→ COMPITI DA SVOLGERE:
A. Nel testo sull'Uniat e gli Iacp, riscrivi il tratto da "In tal senso" fino a "di queste vicende’." e sostituisci "sindacalista" con "dirigente sindacale".
B. Rispondi a queste domande sul testo sull'Uniat e gli Iacp:
(i) Chi è il Rappresentante Territoriale del Sindacato Inquilini Uniat?
(ii) In quale entità si trasformerebbe l'Istituto Autonomo Case Popolari della Campania?
(iii) Di quale organizzazione Pagliuca è segretario provinciale?

→ TESTO DI RIFERIMENTO:

◆ ◆ ◆ ◆

Uniat: no allo scioglimento degli Iacp.

‘Lo scioglimento degli Iacp potrebbe essere un dramma per gli inquilini e i dipendenti dell’Istituto stesso’. E’ il grido di allarme lanciato dal Rappresentante Territoriale del Sindacato Inquilini Uniat, Antonio Pagliuca. ‘L’ultima assurda idea del Governatore De Luca – continua Pagliuca – consiste nello smembramento dell’Istituto Autonomo Case Popolari della Campania che si trasformerebbe in Acer, un’entità che vedrebbe accumulare ogni potere nelle mani della sede di Napoli, trasformando gli uffici delle altre province in semplici, inutili filiali’. A rischio, secondo il rappresentante dell’Uniat lo stesso significato sociale che le case popolari rivestono per la popolazione. ‘Il progetto emendato dal presidente della Seconda Commissione, il Democratico Francesco Picarone – continua Pagliuca – prevede un appianamento dei debiti con la svendita selvaggia del patrimonio dell’Istituto Autonomo Case Popolari. Aspetto questo inaccettabile considerando il valore sociale che la ‘casa popolare’ ha sempre avuto ed avrà per la società civile italiana. A maggior ragione in questo momento di grave crisi economica. Sorprende che proprio dal centrosinistra, sempre attento alle politiche sociali (!), possano arrivare proposte di tale fattura’. Ma non sono solo gli inquilini a preoccupare Pagliuca. Dal progetto della Giunta De Luca deriverebbero problematiche anche per i dipendenti ai quali assicureremo comunque la nostra forma di tutela da ogni punto di vista. ‘E’ evidente, qualora questo Piano dovesse andare in porto, che avverrà una riorganizzazione degli uffici, con delle possibile conseguenze sui lavoratori. Vigileremo con attenzione affinché il nostro personale non venga comunque coinvolto da alcun problema’.
In tal senso anche la Uil Fpl, di cui Pagliuca è segretario provinciale si è attivata ed è alleata con l’Uniat regionale in questa battaglia. ‘Il segretario regionale della Uil Fpl – spiega il sindacalista – già mi ha assicurato che ci sarà un incontro dopo il periodo estivo per discutere di queste vicende’.
L’Uniat, ovviamente, è sempre al fianco di lavoratori e cittadini ed è pronto ad intraprendere qualsiasi iniziativa futura per evitare che questo progetto scellerato possa andare in porto.

◆ ◆ ◆ ◆

→ MATERIALE FORNITO:
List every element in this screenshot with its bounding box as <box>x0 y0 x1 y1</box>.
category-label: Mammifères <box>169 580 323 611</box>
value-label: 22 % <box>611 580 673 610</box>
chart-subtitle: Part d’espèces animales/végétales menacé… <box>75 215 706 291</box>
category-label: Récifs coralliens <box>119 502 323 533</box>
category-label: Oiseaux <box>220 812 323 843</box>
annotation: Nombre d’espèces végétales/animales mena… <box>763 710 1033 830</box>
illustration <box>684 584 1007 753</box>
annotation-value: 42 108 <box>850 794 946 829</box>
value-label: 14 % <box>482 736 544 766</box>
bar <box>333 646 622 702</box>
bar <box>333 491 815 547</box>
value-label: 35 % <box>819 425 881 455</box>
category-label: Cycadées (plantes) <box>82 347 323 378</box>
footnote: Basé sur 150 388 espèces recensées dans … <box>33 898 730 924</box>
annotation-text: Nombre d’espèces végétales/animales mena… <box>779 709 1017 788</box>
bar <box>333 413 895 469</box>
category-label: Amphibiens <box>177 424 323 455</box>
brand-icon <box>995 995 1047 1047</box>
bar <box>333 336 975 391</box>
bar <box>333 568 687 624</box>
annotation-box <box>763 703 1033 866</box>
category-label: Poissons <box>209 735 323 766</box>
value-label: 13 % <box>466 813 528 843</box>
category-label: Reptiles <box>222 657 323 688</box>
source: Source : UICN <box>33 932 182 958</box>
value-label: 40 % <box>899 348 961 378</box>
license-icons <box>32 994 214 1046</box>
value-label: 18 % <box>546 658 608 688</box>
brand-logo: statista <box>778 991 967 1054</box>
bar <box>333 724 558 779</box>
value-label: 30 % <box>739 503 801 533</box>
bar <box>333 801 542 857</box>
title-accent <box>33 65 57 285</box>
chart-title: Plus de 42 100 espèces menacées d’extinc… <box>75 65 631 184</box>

◆ ◆ ◆ ◆

→ RISPOSTE:
A.
In tal senso anche la Uil Fpl, di cui Pagliuca è segretario provinciale si è attivata ed è alleata con l’Uniat regionale in questa battaglia. ‘Il segretario regionale della Uil Fpl – spiega il dirigente sindacale – già mi ha assicurato che ci sarà un incontro dopo il periodo estivo per discutere di queste vicende’.

B.
(i) Antonio Pagliuca.
(ii) In Acer.
(iii) Della Uil Fpl.